(Dataset items)
** BEGIN **

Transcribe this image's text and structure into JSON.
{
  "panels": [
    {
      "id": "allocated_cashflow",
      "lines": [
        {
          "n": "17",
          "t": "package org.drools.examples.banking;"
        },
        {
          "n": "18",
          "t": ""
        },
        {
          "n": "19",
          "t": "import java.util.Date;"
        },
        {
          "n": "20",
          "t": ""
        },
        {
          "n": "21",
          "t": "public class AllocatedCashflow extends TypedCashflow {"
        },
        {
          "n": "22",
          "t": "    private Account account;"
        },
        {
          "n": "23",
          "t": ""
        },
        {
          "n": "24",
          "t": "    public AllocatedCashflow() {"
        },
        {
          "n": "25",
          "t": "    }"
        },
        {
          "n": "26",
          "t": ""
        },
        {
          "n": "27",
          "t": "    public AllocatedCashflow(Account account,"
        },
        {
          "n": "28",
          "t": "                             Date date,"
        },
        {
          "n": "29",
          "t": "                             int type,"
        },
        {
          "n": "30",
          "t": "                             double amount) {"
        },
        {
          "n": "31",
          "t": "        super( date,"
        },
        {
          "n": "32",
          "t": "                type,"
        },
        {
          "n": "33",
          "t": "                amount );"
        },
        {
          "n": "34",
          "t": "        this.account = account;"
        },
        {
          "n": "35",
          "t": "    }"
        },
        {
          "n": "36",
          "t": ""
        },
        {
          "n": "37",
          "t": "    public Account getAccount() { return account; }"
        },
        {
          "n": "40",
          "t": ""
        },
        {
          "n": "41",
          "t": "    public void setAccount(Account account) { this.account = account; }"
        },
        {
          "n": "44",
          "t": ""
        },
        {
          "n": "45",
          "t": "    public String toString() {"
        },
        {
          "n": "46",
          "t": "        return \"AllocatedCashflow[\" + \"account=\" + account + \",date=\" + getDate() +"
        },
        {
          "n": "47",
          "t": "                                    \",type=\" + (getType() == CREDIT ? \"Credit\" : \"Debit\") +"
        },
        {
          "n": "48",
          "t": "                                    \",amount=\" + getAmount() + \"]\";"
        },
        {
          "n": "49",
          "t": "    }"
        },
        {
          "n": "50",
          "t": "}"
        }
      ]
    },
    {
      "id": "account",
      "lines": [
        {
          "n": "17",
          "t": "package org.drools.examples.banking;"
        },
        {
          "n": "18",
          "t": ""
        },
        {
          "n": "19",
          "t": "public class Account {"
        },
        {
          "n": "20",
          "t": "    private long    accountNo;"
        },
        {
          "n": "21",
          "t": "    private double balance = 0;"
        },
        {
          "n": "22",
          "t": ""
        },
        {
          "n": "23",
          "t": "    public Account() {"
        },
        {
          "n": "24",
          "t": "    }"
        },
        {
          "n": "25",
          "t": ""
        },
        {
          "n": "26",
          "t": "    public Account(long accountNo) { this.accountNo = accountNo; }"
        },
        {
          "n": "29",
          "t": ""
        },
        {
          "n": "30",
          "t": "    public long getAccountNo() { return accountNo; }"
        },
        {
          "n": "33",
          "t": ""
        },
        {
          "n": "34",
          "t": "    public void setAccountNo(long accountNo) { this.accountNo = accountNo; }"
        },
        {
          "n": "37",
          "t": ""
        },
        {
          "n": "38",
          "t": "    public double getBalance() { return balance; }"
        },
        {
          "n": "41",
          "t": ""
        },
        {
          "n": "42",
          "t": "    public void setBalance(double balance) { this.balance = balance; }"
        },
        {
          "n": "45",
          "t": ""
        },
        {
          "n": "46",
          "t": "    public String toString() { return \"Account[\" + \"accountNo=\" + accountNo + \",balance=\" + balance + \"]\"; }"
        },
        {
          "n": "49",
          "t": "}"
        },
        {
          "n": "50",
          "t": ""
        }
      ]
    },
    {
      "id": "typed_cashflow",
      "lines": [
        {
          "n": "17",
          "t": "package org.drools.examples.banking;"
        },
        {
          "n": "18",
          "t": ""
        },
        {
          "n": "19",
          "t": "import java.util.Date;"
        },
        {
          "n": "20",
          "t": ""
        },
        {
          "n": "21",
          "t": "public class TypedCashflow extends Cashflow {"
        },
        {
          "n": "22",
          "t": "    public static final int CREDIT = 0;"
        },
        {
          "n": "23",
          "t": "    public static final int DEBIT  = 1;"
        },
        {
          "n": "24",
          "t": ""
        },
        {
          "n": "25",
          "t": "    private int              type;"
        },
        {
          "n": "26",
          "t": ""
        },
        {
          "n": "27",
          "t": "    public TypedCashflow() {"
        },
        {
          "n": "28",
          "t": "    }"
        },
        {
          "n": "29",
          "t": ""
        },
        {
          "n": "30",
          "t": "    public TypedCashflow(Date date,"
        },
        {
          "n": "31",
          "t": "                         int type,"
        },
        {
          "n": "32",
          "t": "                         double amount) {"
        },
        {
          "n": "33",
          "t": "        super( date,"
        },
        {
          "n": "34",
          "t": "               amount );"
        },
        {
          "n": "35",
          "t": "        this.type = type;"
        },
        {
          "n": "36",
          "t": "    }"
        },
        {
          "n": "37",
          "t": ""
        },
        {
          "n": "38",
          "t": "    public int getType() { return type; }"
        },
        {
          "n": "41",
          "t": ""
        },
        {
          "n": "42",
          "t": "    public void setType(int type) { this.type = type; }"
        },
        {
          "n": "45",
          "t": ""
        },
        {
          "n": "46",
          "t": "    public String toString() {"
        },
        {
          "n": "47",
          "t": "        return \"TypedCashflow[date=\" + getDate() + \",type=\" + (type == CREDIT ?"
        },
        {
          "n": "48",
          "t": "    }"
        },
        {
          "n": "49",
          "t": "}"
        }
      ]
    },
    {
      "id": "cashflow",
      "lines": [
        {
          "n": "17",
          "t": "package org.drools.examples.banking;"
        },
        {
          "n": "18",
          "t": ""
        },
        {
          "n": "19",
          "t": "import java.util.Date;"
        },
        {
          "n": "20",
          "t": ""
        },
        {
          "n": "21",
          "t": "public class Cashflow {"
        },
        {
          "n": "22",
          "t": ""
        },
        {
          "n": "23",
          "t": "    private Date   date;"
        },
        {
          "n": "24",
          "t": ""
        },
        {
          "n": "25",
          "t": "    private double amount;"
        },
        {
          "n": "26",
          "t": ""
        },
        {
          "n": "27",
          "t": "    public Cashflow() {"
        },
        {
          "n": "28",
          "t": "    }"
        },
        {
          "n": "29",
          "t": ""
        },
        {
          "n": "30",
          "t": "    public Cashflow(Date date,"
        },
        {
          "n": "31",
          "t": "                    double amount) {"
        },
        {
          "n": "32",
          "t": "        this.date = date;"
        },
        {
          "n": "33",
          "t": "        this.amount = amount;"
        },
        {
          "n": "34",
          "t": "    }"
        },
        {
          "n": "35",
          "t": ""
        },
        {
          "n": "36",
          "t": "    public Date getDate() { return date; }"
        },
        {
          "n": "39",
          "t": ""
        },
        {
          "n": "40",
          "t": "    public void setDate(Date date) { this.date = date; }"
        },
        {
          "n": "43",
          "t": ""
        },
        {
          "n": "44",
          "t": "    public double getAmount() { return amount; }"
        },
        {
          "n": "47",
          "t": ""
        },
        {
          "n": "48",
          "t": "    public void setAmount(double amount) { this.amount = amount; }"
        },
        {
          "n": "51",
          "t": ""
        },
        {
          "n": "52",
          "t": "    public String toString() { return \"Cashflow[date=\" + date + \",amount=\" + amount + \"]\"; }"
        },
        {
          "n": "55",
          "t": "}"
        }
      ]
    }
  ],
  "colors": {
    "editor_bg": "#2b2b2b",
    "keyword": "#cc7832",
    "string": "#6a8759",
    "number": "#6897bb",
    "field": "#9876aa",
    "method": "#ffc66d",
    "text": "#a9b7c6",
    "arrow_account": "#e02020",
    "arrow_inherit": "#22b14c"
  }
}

** END **

Aim: Exactly as shown, repeat every record.

Answer for this exercise:
Transcribe this image's text and structure into JSON.
{
  "panels": [
    {
      "id": "allocated_cashflow",
      "lines": [
        {
          "n": "17",
          "t": "package org.drools.examples.banking;"
        },
        {
          "n": "18",
          "t": ""
        },
        {
          "n": "19",
          "t": "import java.util.Date;"
        },
        {
          "n": "20",
          "t": ""
        },
        {
          "n": "21",
          "t": "public class AllocatedCashflow extends TypedCashflow {"
        },
        {
          "n": "22",
          "t": "    private Account account;"
        },
        {
          "n": "23",
          "t": ""
        },
        {
          "n": "24",
          "t": "    public AllocatedCashflow() {"
        },
        {
          "n": "25",
          "t": "    }"
        },
        {
          "n": "26",
          "t": ""
        },
        {
          "n": "27",
          "t": "    public AllocatedCashflow(Account account,"
        },
        {
          "n": "28",
          "t": "                             Date date,"
        },
        {
          "n": "29",
          "t": "                             int type,"
        },
        {
          "n": "30",
          "t": "                             double amount) {"
        },
        {
          "n": "31",
          "t": "        super( date,"
        },
        {
          "n": "32",
          "t": "                type,"
        },
        {
          "n": "33",
          "t": "                amount );"
        },
        {
          "n": "34",
          "t": "        this.account = account;"
        },
        {
          "n": "35",
          "t": "    }"
        },
        {
          "n": "36",
          "t": ""
        },
        {
          "n": "37",
          "t": "    public Account getAccount() { return account; }"
        },
        {
          "n": "40",
          "t": ""
        },
        {
          "n": "41",
          "t": "    public void setAccount(Account account) { this.account = account; }"
        },
        {
          "n": "44",
          "t": ""
        },
        {
          "n": "45",
          "t": "    public String toString() {"
        },
        {
          "n": "46",
          "t": "        return \"AllocatedCashflow[\" + \"account=\" + account + \",date=\" + getDate() +"
        },
        {
          "n": "47",
          "t": "                                    \",type=\" + (getType() == CREDIT ? \"Credit\" : \"Debit\") +"
        },
        {
          "n": "48",
          "t": "                                    \",amount=\" + getAmount() + \"]\";"
        },
        {
          "n": "49",
          "t": "    }"
        },
        {
          "n": "50",
          "t": "}"
        }
      ]
    },
    {
      "id": "account",
      "lines": [
        {
          "n": "17",
          "t": "package org.drools.examples.banking;"
        },
        {
          "n": "18",
          "t": ""
        },
        {
          "n": "19",
          "t": "public class Account {"
        },
        {
          "n": "20",
          "t": "    private long    accountNo;"
        },
        {
          "n": "21",
          "t": "    private double balance = 0;"
        },
        {
          "n": "22",
          "t": ""
        },
        {
          "n": "23",
          "t": "    public Account() {"
        },
        {
          "n": "24",
          "t": "    }"
        },
        {
          "n": "25",
          "t": ""
        },
        {
          "n": "26",
          "t": "    public Account(long accountNo) { this.accountNo = accountNo; }"
        },
        {
          "n": "29",
          "t": ""
        },
        {
          "n": "30",
          "t": "    public long getAccountNo() { return accountNo; }"
        },
        {
          "n": "33",
          "t": ""
        },
        {
          "n": "34",
          "t": "    public void setAccountNo(long accountNo) { this.accountNo = accountNo; }"
        },
        {
          "n": "37",
          "t": ""
        },
        {
          "n": "38",
          "t": "    public double getBalance() { return balance; }"
        },
        {
          "n": "41",
          "t": ""
        },
        {
          "n": "42",
          "t": "    public void setBalance(double balance) { this.balance = balance; }"
        },
        {
          "n": "45",
          "t": ""
        },
        {
          "n": "46",
          "t": "    public String toString() { return \"Account[\" + \"accountNo=\" + accountNo + \",balance=\" + balance + \"]\"; }"
        },
        {
          "n": "49",
          "t": "}"
        },
        {
          "n": "50",
          "t": ""
        }
      ]
    },
    {
      "id": "typed_cashflow",
      "lines": [
        {
          "n": "17",
          "t": "package org.drools.examples.banking;"
        },
        {
          "n": "18",
          "t": ""
        },
        {
          "n": "19",
          "t": "import java.util.Date;"
        },
        {
          "n": "20",
          "t": ""
        },
        {
          "n": "21",
          "t": "public class TypedCashflow extends Cashflow {"
        },
        {
          "n": "22",
          "t": "    public static final int CREDIT = 0;"
        },
        {
          "n": "23",
          "t": "    public static final int DEBIT  = 1;"
        },
        {
          "n": "24",
          "t": ""
        },
        {
          "n": "25",
          "t": "    private int              type;"
        },
        {
          "n": "26",
          "t": ""
        },
        {
          "n": "27",
          "t": "    public TypedCashflow() {"
        },
        {
          "n": "28",
          "t": "    }"
        },
        {
          "n": "29",
          "t": ""
        },
        {
          "n": "30",
          "t": "    public TypedCashflow(Date date,"
        },
        {
          "n": "31",
          "t": "                         int type,"
        },
        {
          "n": "32",
          "t": "                         double amount) {"
        },
        {
          "n": "33",
          "t": "        super( date,"
        },
        {
          "n": "34",
          "t": "               amount );"
        },
        {
          "n": "35",
          "t": "        this.type = type;"
        },
        {
          "n": "36",
          "t": "    }"
        },
        {
          "n": "37",
          "t": ""
        },
        {
          "n": "38",
          "t": "    public int getType() { return type; }"
        },
        {
          "n": "41",
          "t": ""
        },
        {
          "n": "42",
          "t": "    public void setType(int type) { this.type = type; }"
        },
        {
          "n": "45",
          "t": ""
        },
        {
          "n": "46",
          "t": "    public String toString() {"
        },
        {
          "n": "47",
          "t": "        return \"TypedCashflow[date=\" + getDate() + \",type=\" + (type == CREDIT ?"
        },
        {
          "n": "48",
          "t": "    }"
        },
        {
          "n": "49",
          "t": "}"
        }
      ]
    },
    {
      "id": "cashflow",
      "lines": [
        {
          "n": "17",
          "t": "package org.drools.examples.banking;"
        },
        {
          "n": "18",
          "t": ""
        },
        {
          "n": "19",
          "t": "import java.util.Date;"
        },
        {
          "n": "20",
          "t": ""
        },
        {
          "n": "21",
          "t": "public class Cashflow {"
        },
        {
          "n": "22",
          "t": ""
        },
        {
          "n": "23",
          "t": "    private Date   date;"
        },
        {
          "n": "24",
          "t": ""
        },
        {
          "n": "25",
          "t": "    private double amount;"
        },
        {
          "n": "26",
          "t": ""
        },
        {
          "n": "27",
          "t": "    public Cashflow() {"
        },
        {
          "n": "28",
          "t": "    }"
        },
        {
          "n": "29",
          "t": ""
        },
        {
          "n": "30",
          "t": "    public Cashflow(Date date,"
        },
        {
          "n": "31",
          "t": "                    double amount) {"
        },
        {
          "n": "32",
          "t": "        this.date = date;"
        },
        {
          "n": "33",
          "t": "        this.amount = amount;"
        },
        {
          "n": "34",
          "t": "    }"
        },
        {
          "n": "35",
          "t": ""
        },
        {
          "n": "36",
          "t": "    public Date getDate() { return date; }"
        },
        {
          "n": "39",
          "t": ""
        },
        {
          "n": "40",
          "t": "    public void setDate(Date date) { this.date = date; }"
        },
        {
          "n": "43",
          "t": ""
        },
        {
          "n": "44",
          "t": "    public double getAmount() { return amount; }"
        },
        {
          "n": "47",
          "t": ""
        },
        {
          "n": "48",
          "t": "    public void setAmount(double amount) { this.amount = amount; }"
        },
        {
          "n": "51",
          "t": ""
        },
        {
          "n": "52",
          "t": "    public String toString() { return \"Cashflow[date=\" + date + \",amount=\" + amount + \"]\"; }"
        },
        {
          "n": "55",
          "t": "}"
        }
      ]
    }
  ],
  "colors": {
    "editor_bg": "#2b2b2b",
    "keyword": "#cc7832",
    "string": "#6a8759",
    "number": "#6897bb",
    "field": "#9876aa",
    "method": "#ffc66d",
    "text": "#a9b7c6",
    "arrow_account": "#e02020",
    "arrow_inherit": "#22b14c"
  }
}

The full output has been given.